*** Exercise input

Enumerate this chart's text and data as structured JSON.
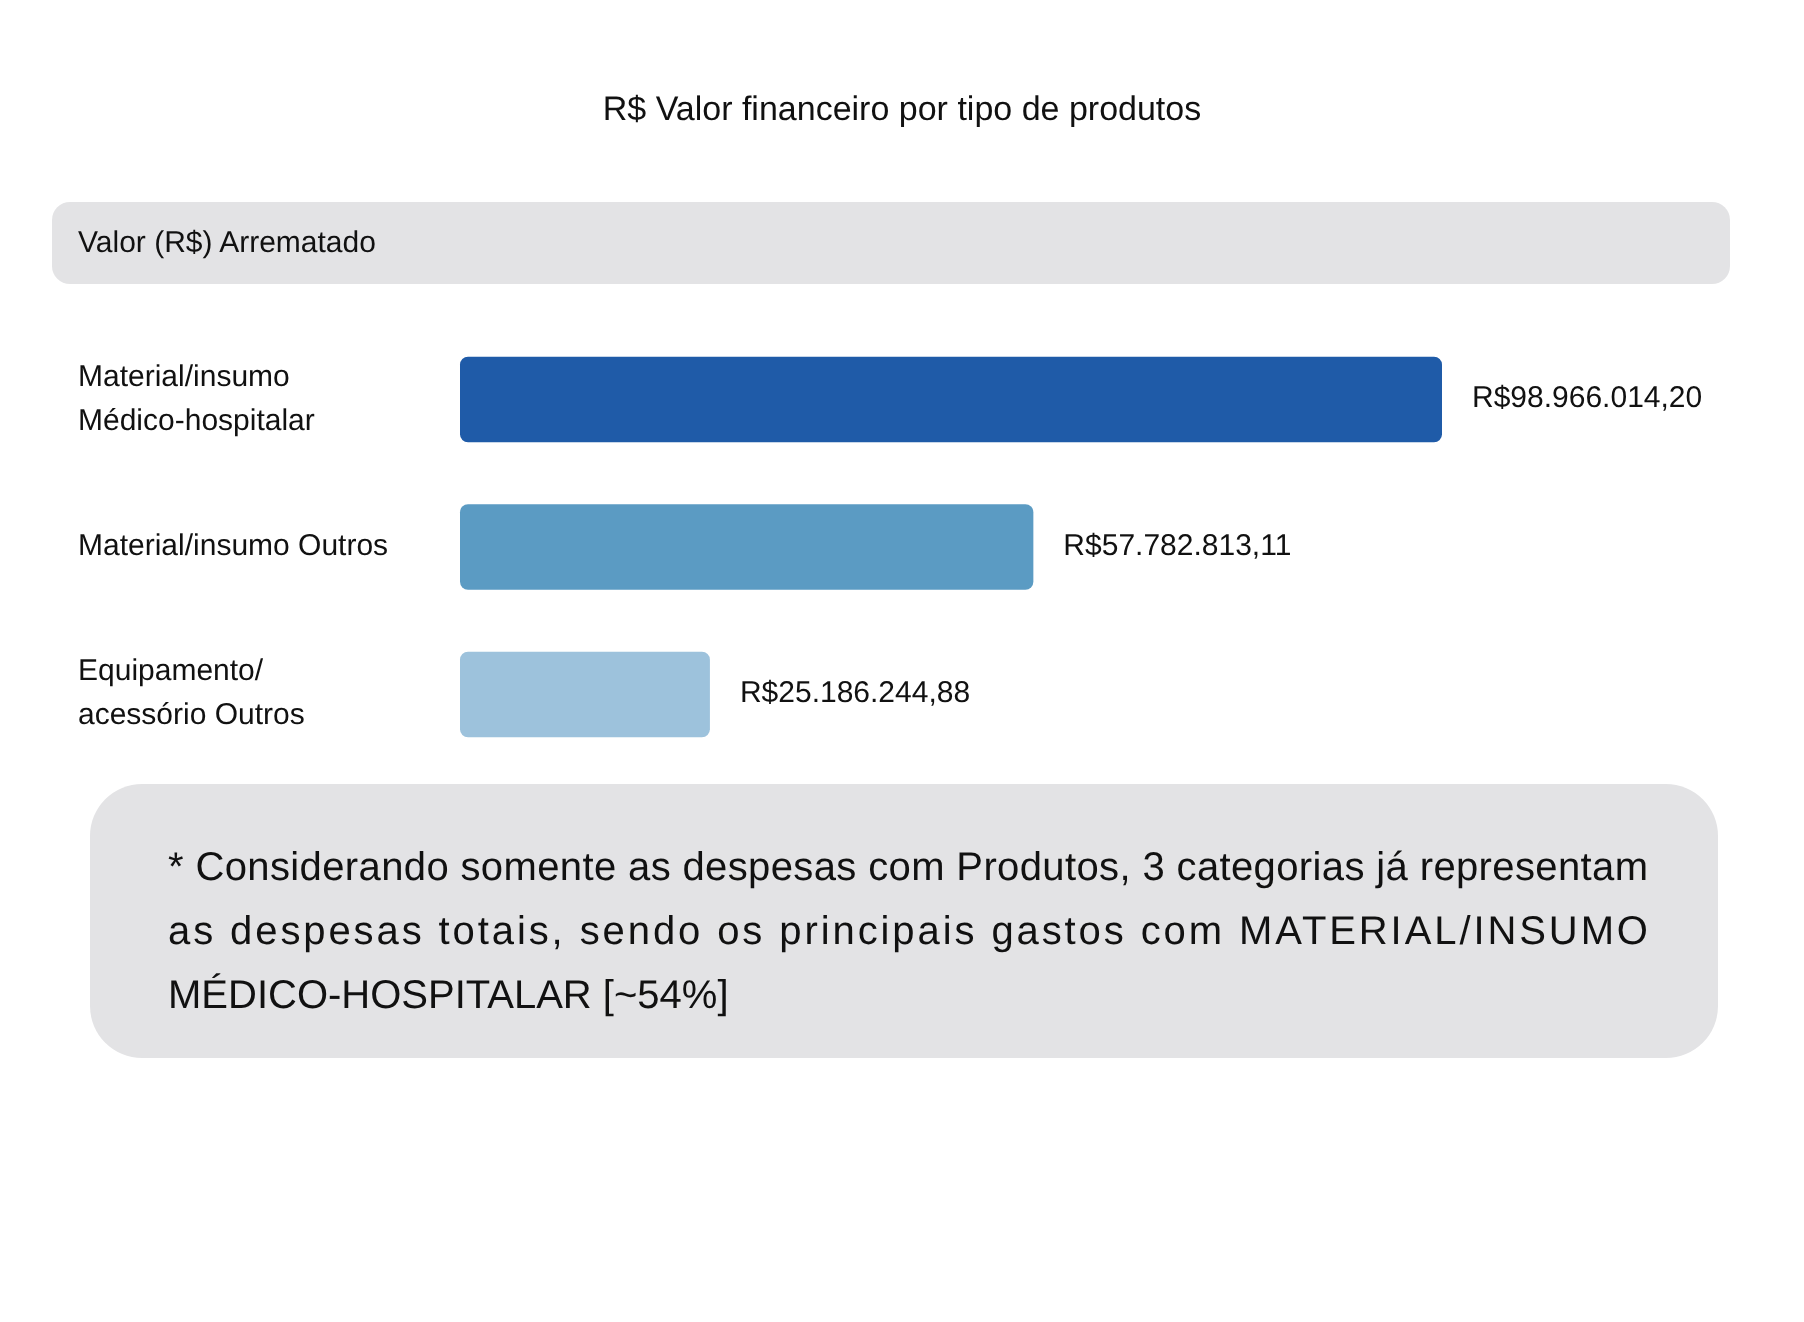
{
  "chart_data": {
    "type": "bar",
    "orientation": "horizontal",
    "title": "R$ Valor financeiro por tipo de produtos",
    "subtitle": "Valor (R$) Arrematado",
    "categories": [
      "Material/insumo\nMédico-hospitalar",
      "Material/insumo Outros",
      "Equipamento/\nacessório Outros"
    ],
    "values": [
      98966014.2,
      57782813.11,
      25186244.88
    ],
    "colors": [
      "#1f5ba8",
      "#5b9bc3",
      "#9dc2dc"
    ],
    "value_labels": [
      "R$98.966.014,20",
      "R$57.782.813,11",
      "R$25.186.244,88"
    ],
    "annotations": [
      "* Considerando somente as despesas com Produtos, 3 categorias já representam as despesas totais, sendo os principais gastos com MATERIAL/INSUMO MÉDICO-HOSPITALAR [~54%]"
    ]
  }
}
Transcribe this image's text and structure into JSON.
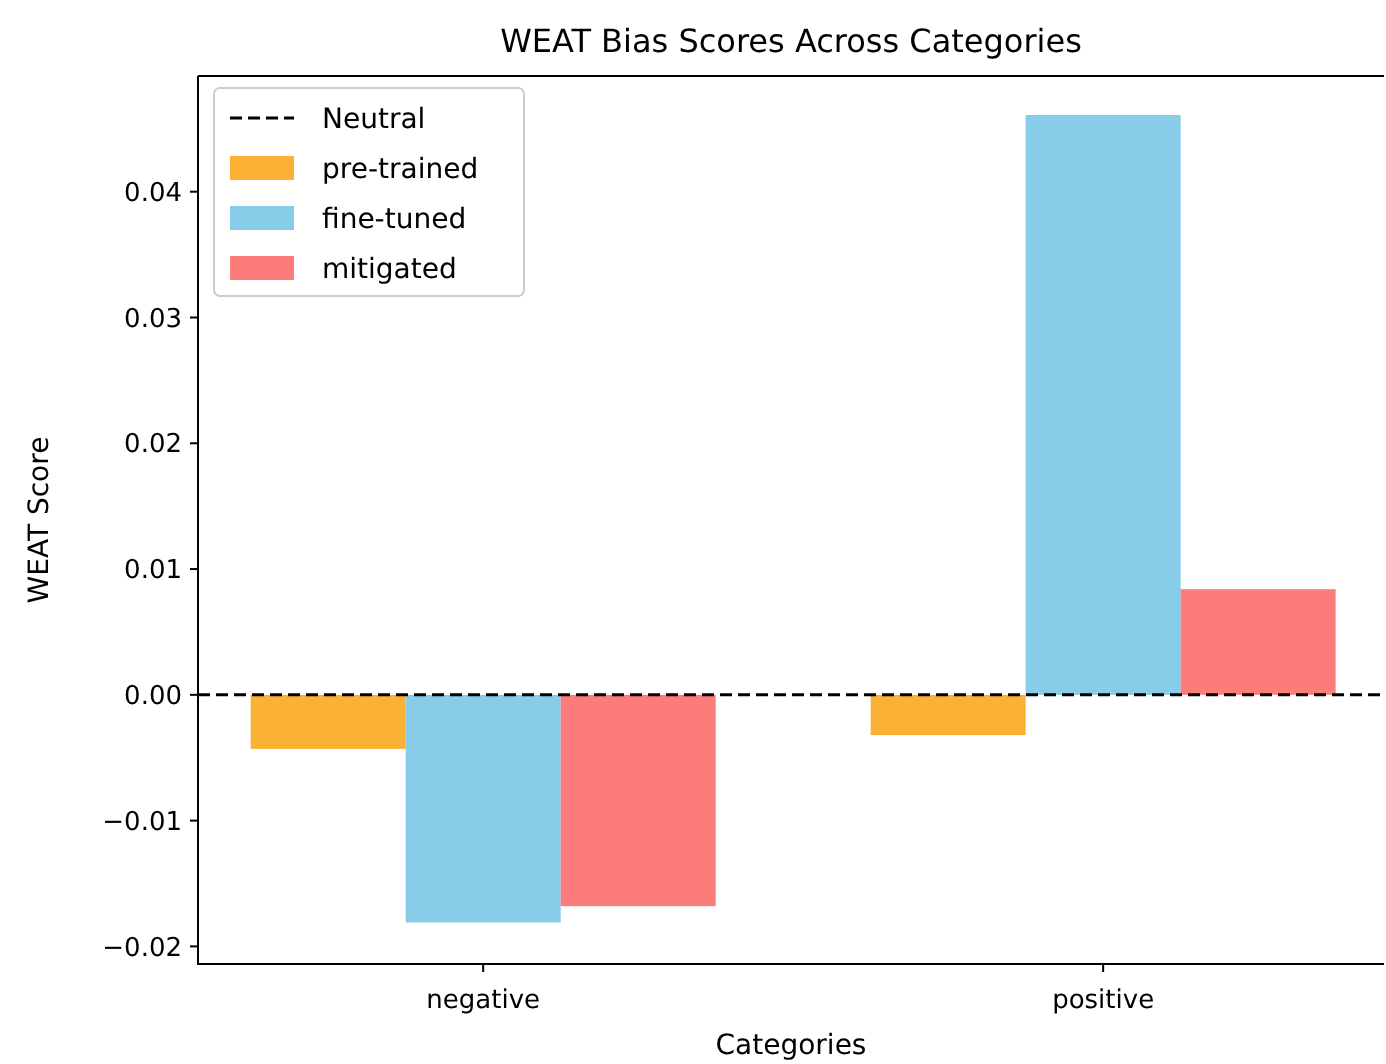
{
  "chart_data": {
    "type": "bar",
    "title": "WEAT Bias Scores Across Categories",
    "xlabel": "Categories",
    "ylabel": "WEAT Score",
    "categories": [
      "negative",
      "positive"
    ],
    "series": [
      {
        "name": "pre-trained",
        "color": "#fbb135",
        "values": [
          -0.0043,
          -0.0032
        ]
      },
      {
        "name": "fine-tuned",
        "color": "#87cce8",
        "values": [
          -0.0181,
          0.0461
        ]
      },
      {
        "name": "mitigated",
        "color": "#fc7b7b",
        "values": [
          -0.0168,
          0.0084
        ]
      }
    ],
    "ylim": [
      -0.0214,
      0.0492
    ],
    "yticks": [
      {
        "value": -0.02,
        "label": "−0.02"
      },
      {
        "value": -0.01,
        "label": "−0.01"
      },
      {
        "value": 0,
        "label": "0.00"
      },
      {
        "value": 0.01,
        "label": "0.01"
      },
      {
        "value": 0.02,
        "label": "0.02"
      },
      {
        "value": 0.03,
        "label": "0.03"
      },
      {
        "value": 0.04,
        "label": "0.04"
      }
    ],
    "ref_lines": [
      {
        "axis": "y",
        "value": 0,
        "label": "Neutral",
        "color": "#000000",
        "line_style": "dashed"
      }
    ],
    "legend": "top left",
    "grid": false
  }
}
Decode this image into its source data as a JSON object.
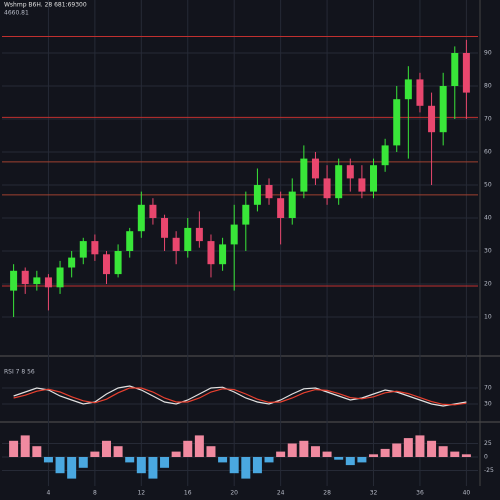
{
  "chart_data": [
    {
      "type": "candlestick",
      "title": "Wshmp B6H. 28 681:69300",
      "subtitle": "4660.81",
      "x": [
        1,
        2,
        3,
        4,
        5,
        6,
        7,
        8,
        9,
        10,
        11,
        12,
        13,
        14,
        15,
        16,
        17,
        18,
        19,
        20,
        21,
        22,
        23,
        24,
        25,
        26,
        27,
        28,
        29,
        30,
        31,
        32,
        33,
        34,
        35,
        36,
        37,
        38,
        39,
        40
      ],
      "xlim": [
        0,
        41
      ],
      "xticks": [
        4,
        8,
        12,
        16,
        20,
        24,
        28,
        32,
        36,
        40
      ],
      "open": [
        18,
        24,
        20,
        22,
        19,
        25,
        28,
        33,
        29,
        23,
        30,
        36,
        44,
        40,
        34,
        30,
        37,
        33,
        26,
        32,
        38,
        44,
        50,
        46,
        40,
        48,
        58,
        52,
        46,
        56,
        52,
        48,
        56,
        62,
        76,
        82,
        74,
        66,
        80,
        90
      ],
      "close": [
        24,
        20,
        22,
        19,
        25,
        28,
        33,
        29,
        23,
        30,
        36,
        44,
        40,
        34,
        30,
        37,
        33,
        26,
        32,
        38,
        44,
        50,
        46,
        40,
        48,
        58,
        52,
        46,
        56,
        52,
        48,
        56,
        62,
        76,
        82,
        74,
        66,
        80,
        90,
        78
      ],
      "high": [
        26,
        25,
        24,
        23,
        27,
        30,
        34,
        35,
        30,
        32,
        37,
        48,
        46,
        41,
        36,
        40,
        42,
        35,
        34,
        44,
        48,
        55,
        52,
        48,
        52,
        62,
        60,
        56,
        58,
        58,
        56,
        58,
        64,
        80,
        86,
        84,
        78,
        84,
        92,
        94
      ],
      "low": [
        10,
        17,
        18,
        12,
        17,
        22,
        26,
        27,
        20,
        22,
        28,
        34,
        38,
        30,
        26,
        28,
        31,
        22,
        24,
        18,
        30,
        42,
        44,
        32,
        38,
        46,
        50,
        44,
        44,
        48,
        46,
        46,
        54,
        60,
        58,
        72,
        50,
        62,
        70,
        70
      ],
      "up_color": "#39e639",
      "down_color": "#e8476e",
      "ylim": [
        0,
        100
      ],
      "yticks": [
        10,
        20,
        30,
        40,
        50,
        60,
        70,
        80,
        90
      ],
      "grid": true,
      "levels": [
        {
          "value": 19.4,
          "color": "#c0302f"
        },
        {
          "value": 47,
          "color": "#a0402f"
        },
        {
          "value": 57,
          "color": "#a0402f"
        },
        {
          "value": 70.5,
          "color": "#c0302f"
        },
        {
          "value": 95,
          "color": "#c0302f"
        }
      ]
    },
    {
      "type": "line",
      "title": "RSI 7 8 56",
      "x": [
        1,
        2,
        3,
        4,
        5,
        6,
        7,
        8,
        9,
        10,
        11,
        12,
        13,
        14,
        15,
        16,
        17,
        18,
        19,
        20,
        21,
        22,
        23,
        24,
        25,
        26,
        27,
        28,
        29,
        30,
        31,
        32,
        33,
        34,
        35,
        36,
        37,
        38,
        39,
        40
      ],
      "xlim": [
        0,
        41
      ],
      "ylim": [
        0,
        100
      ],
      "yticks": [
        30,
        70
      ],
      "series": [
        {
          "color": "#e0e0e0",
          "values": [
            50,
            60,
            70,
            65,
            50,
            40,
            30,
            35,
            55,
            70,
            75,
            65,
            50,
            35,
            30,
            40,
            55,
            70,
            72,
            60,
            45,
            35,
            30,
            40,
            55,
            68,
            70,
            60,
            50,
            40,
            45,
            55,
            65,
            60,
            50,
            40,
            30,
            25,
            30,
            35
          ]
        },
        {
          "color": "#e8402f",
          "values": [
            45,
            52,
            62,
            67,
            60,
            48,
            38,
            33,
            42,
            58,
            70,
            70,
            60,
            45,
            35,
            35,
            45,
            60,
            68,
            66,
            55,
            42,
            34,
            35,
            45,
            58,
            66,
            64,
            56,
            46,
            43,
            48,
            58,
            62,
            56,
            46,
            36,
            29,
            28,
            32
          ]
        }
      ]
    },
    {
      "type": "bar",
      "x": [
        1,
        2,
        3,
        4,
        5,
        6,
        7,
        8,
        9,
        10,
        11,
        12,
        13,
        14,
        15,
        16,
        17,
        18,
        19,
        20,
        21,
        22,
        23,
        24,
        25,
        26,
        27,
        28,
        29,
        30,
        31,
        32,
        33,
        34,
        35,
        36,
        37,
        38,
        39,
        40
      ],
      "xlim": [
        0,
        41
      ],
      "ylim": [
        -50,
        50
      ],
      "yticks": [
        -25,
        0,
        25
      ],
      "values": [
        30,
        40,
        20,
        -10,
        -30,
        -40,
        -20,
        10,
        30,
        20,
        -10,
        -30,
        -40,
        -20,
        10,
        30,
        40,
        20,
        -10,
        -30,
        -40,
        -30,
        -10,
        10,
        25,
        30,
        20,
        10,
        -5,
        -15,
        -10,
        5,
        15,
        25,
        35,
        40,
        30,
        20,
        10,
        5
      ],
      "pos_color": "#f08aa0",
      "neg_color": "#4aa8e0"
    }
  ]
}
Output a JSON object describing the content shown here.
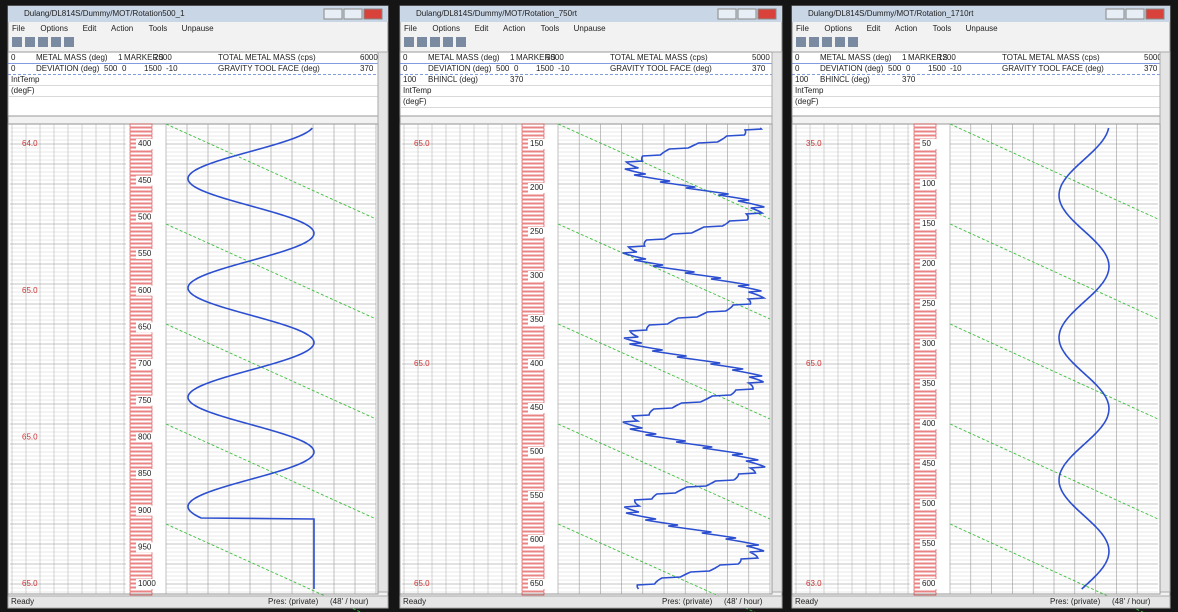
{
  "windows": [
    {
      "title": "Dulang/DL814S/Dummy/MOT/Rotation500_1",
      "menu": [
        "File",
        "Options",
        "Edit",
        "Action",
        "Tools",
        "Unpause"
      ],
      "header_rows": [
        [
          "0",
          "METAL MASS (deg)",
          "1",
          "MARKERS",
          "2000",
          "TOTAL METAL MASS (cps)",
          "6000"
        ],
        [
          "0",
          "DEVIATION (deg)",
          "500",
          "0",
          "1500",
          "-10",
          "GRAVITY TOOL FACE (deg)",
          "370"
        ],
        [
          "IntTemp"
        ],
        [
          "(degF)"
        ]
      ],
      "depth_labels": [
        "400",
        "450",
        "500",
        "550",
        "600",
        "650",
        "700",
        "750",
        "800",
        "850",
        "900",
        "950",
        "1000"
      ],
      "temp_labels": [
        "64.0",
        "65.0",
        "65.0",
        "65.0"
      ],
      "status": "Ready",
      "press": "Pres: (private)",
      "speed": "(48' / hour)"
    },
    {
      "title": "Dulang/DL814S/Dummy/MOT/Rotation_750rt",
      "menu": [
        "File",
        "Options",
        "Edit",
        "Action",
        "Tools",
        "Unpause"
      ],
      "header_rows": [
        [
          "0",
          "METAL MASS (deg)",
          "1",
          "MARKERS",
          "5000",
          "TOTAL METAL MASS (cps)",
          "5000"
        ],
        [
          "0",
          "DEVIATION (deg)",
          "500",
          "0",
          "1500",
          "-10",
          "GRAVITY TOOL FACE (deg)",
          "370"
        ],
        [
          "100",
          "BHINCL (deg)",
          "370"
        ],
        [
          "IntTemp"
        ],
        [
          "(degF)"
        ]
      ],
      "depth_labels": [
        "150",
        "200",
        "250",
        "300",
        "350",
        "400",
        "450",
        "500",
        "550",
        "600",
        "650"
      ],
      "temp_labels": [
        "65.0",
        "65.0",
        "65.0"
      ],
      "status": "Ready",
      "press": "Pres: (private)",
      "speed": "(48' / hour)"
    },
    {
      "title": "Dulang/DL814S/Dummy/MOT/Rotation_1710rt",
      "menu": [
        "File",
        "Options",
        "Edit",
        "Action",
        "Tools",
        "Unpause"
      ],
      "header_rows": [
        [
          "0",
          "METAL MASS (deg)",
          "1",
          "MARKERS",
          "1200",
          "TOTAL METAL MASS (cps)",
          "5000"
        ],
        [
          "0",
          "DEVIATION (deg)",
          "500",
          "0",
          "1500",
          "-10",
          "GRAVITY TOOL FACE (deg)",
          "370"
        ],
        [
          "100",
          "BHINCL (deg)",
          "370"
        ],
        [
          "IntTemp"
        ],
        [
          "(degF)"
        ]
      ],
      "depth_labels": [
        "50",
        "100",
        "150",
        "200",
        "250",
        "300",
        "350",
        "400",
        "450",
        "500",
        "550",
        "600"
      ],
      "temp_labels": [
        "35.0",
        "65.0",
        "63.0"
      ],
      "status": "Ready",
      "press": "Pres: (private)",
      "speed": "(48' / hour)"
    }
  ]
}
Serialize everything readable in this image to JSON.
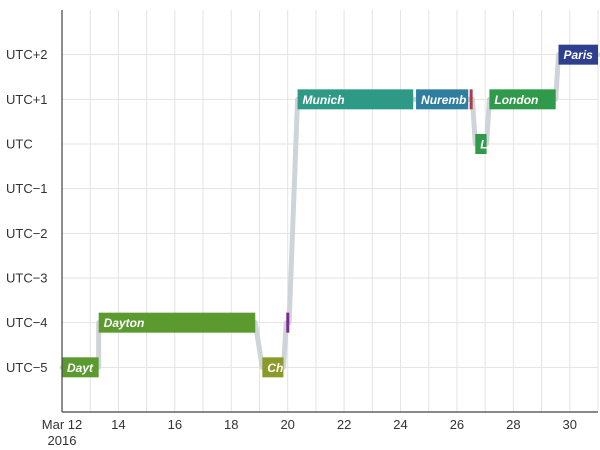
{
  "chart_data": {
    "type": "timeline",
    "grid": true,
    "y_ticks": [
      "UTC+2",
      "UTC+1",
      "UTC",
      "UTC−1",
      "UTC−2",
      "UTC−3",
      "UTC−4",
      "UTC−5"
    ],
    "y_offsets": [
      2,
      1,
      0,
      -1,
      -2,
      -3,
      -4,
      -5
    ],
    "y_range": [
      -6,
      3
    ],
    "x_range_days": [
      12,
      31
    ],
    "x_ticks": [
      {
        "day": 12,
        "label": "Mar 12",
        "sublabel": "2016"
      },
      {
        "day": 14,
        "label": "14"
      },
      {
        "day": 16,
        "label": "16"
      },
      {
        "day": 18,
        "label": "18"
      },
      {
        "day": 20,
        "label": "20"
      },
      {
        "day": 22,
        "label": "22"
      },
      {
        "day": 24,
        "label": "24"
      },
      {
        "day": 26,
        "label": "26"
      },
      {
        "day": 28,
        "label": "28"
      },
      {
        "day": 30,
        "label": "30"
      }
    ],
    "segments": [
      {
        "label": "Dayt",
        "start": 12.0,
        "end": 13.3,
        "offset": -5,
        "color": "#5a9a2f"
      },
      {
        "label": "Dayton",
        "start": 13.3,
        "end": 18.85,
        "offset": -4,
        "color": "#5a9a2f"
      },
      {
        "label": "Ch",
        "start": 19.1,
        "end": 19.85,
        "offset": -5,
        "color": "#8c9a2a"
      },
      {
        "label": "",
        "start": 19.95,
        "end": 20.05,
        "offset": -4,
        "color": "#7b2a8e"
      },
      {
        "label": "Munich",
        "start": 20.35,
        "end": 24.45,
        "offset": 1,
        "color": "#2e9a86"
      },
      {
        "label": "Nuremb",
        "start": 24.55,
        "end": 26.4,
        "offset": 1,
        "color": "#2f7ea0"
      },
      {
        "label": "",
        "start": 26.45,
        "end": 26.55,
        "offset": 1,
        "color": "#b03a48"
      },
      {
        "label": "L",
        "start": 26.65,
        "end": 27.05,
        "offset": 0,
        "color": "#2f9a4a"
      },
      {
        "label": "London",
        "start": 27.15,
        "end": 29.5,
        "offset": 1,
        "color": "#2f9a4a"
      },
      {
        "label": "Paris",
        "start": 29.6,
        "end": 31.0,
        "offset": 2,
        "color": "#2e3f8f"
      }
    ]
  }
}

******

Determine how many lines in the data above contain the string "WEAT". Give nothing except the number.

▶ [Result of this task]: 2